**Stated goal:**
Take the line with "Enumerate this screenshot's" and every line after it, through the end of the listing, and give them again exactly, pictures excluded.

Dataset entries on figures
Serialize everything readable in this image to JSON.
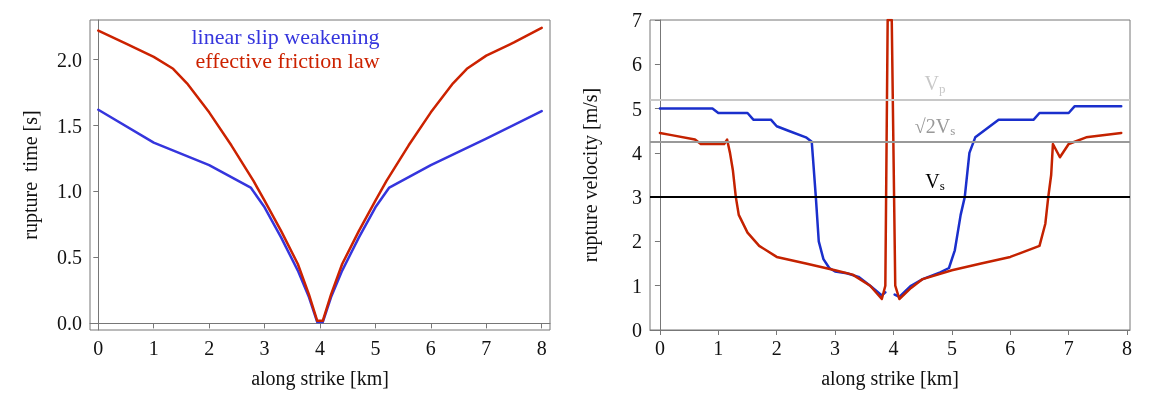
{
  "chart_data": [
    {
      "type": "line",
      "xlabel": "along strike [km]",
      "ylabel": "rupture  time [s]",
      "xlim": [
        -0.15,
        8.15
      ],
      "ylim": [
        -0.05,
        2.3
      ],
      "xticks": [
        0,
        1,
        2,
        3,
        4,
        5,
        6,
        7,
        8
      ],
      "yticks": [
        {
          "value": 0,
          "label": "0.0"
        },
        {
          "value": 0.5,
          "label": "0.5"
        },
        {
          "value": 1,
          "label": "1.0"
        },
        {
          "value": 1.5,
          "label": "1.5"
        },
        {
          "value": 2,
          "label": "2.0"
        }
      ],
      "legend": "top",
      "marker": "none",
      "line_style": "solid",
      "series": [
        {
          "name": "linear slip weakening",
          "color": "#3535dd",
          "x": [
            0,
            1,
            2,
            2.75,
            3,
            3.3,
            3.6,
            3.8,
            3.95,
            4.05,
            4.2,
            4.4,
            4.7,
            5,
            5.25,
            6,
            7,
            8
          ],
          "values": [
            1.62,
            1.37,
            1.2,
            1.03,
            0.88,
            0.65,
            0.4,
            0.2,
            0.01,
            0.01,
            0.2,
            0.4,
            0.65,
            0.88,
            1.03,
            1.2,
            1.4,
            1.61
          ]
        },
        {
          "name": "effective friction law",
          "color": "#cc2200",
          "x": [
            0,
            0.5,
            1,
            1.35,
            1.6,
            2,
            2.4,
            2.8,
            3,
            3.3,
            3.6,
            3.8,
            3.95,
            4.05,
            4.2,
            4.4,
            4.7,
            5,
            5.2,
            5.6,
            6,
            6.4,
            6.65,
            7,
            7.5,
            8
          ],
          "values": [
            2.22,
            2.12,
            2.02,
            1.93,
            1.82,
            1.6,
            1.35,
            1.08,
            0.93,
            0.7,
            0.45,
            0.22,
            0.02,
            0.02,
            0.22,
            0.45,
            0.7,
            0.93,
            1.08,
            1.35,
            1.6,
            1.82,
            1.93,
            2.03,
            2.13,
            2.24
          ]
        }
      ]
    },
    {
      "type": "line",
      "xlabel": "along strike [km]",
      "ylabel": "rupture velocity [m/s]",
      "xlim": [
        -0.17,
        8.05
      ],
      "ylim": [
        0,
        7
      ],
      "xticks": [
        0,
        1,
        2,
        3,
        4,
        5,
        6,
        7,
        8
      ],
      "yticks": [
        0,
        1,
        2,
        3,
        4,
        5,
        6,
        7
      ],
      "marker": "none",
      "line_style": "solid",
      "series": [
        {
          "color": "#1a2fcc",
          "x": [
            0,
            0.9,
            1,
            1.5,
            1.6,
            1.9,
            2,
            2.2,
            2.5,
            2.6,
            2.62,
            2.67,
            2.72,
            2.8,
            2.9,
            3,
            3.2,
            3.4,
            3.6,
            3.8,
            3.86,
            3.9,
            3.97,
            4.02,
            4.1,
            4.3,
            4.5,
            4.8,
            4.95,
            5.05,
            5.15,
            5.22,
            5.3,
            5.4,
            5.6,
            5.8,
            6.4,
            6.5,
            7,
            7.1,
            7.9
          ],
          "values": [
            5,
            5,
            4.9,
            4.9,
            4.75,
            4.75,
            4.6,
            4.5,
            4.35,
            4.25,
            3.9,
            3,
            2,
            1.6,
            1.4,
            1.32,
            1.28,
            1.2,
            1,
            0.78,
            0.85,
            null,
            null,
            0.8,
            0.75,
            1,
            1.15,
            1.3,
            1.4,
            1.8,
            2.6,
            3,
            4,
            4.35,
            4.55,
            4.75,
            4.75,
            4.9,
            4.9,
            5.05,
            5.05
          ]
        },
        {
          "color": "#c42200",
          "x": [
            0,
            0.2,
            0.6,
            0.7,
            1.1,
            1.15,
            1.2,
            1.25,
            1.3,
            1.35,
            1.5,
            1.7,
            2,
            2.5,
            3,
            3.3,
            3.6,
            3.8,
            3.86,
            3.9,
            3.97,
            4.03,
            4.1,
            4.3,
            4.5,
            5,
            5.5,
            6,
            6.5,
            6.6,
            6.65,
            6.7,
            6.73,
            6.85,
            7,
            7.3,
            7.9
          ],
          "values": [
            4.45,
            4.4,
            4.3,
            4.2,
            4.2,
            4.3,
            4,
            3.6,
            3,
            2.6,
            2.2,
            1.9,
            1.65,
            1.5,
            1.35,
            1.25,
            1,
            0.7,
            1,
            7,
            7,
            1,
            0.7,
            0.95,
            1.15,
            1.35,
            1.5,
            1.65,
            1.9,
            2.4,
            3,
            3.5,
            4.2,
            3.9,
            4.2,
            4.35,
            4.45
          ]
        }
      ],
      "ref_lines": [
        {
          "axis": "y",
          "value": 5.2,
          "label": "V$_{p}$",
          "color": "#c8c8c8"
        },
        {
          "axis": "y",
          "value": 4.24,
          "label": "√2V$_{s}$",
          "color": "#999999"
        },
        {
          "axis": "y",
          "value": 3,
          "label": "V$_{s}$",
          "color": "#000000"
        }
      ]
    }
  ]
}
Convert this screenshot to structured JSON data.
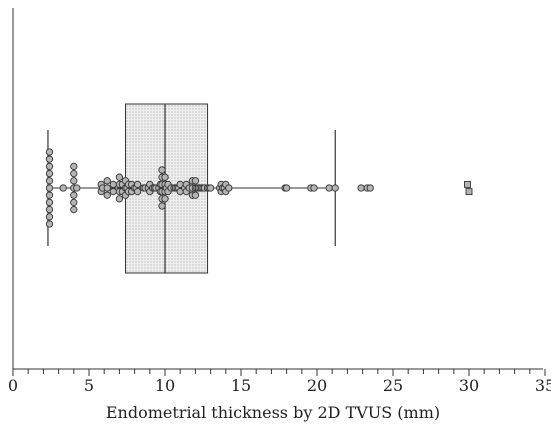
{
  "chart_data": {
    "type": "boxplot",
    "title": "",
    "xlabel": "Endometrial thickness by 2D TVUS (mm)",
    "ylabel": "",
    "xlim": [
      0,
      35
    ],
    "x_ticks": [
      0,
      5,
      10,
      15,
      20,
      25,
      30,
      35
    ],
    "x_tick_labels": [
      "0",
      "5",
      "10",
      "15",
      "20",
      "25",
      "30",
      "35"
    ],
    "x_minor_step": 1,
    "grid": false,
    "box": {
      "whisker_low": 2.3,
      "q1": 7.4,
      "median": 10,
      "q3": 12.8,
      "whisker_high": 21.2
    },
    "points": [
      2.4,
      2.4,
      2.4,
      2.4,
      2.4,
      2.4,
      2.4,
      2.4,
      2.4,
      2.4,
      2.4,
      3.3,
      4.0,
      4.0,
      4.0,
      4.0,
      4.0,
      4.0,
      4.0,
      4.2,
      5.8,
      5.8,
      5.9,
      6.2,
      6.2,
      6.2,
      6.6,
      6.6,
      7.0,
      7.0,
      7.0,
      7.0,
      7.2,
      7.2,
      7.4,
      7.4,
      7.4,
      7.5,
      7.6,
      7.6,
      7.8,
      7.8,
      8.0,
      8.1,
      8.2,
      8.2,
      8.6,
      8.7,
      8.9,
      9.0,
      9.0,
      9.2,
      9.3,
      9.4,
      9.6,
      9.7,
      9.7,
      9.8,
      9.8,
      9.8,
      9.8,
      9.8,
      9.8,
      10.0,
      10.0,
      10.0,
      10.0,
      10.1,
      10.2,
      10.2,
      10.4,
      10.6,
      10.7,
      10.8,
      10.9,
      11.0,
      11.0,
      11.3,
      11.4,
      11.4,
      11.6,
      11.8,
      11.8,
      11.8,
      12.0,
      12.0,
      12.0,
      12.1,
      12.2,
      12.3,
      12.4,
      12.5,
      12.6,
      12.8,
      12.9,
      13.0,
      13.6,
      13.7,
      13.7,
      13.8,
      13.9,
      14.0,
      14.0,
      14.2,
      17.9,
      18.0,
      19.6,
      19.8,
      20.8,
      21.2,
      22.9,
      23.3,
      23.5
    ],
    "outliers": [
      29.9,
      30.0
    ]
  }
}
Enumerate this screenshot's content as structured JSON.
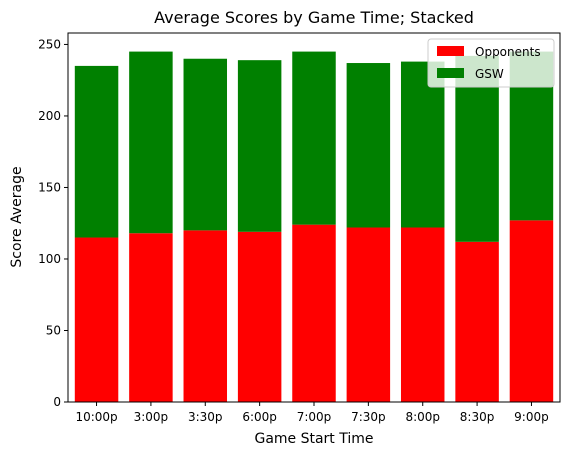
{
  "chart_data": {
    "type": "bar",
    "stacked": true,
    "title": "Average Scores by Game Time; Stacked",
    "xlabel": "Game Start Time",
    "ylabel": "Score Average",
    "categories": [
      "10:00p",
      "3:00p",
      "3:30p",
      "6:00p",
      "7:00p",
      "7:30p",
      "8:00p",
      "8:30p",
      "9:00p"
    ],
    "series": [
      {
        "name": "Opponents",
        "color": "#ff0000",
        "values": [
          115,
          118,
          120,
          119,
          124,
          122,
          122,
          112,
          127
        ]
      },
      {
        "name": "GSW",
        "color": "#008000",
        "values": [
          120,
          127,
          120,
          120,
          121,
          115,
          116,
          130,
          118
        ]
      }
    ],
    "ylim": [
      0,
      258
    ],
    "yticks": [
      0,
      50,
      100,
      150,
      200,
      250
    ],
    "grid": false,
    "legend_position": "top-right"
  }
}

**Response to the exercise:**
Enumerate this screenshot's content as structured JSON.
{
  "chart_data": {
    "type": "bar",
    "stacked": true,
    "title": "Average Scores by Game Time; Stacked",
    "xlabel": "Game Start Time",
    "ylabel": "Score Average",
    "categories": [
      "10:00p",
      "3:00p",
      "3:30p",
      "6:00p",
      "7:00p",
      "7:30p",
      "8:00p",
      "8:30p",
      "9:00p"
    ],
    "series": [
      {
        "name": "Opponents",
        "color": "#ff0000",
        "values": [
          115,
          118,
          120,
          119,
          124,
          122,
          122,
          112,
          127
        ]
      },
      {
        "name": "GSW",
        "color": "#008000",
        "values": [
          120,
          127,
          120,
          120,
          121,
          115,
          116,
          130,
          118
        ]
      }
    ],
    "ylim": [
      0,
      258
    ],
    "yticks": [
      0,
      50,
      100,
      150,
      200,
      250
    ],
    "grid": false,
    "legend_position": "top-right"
  }
}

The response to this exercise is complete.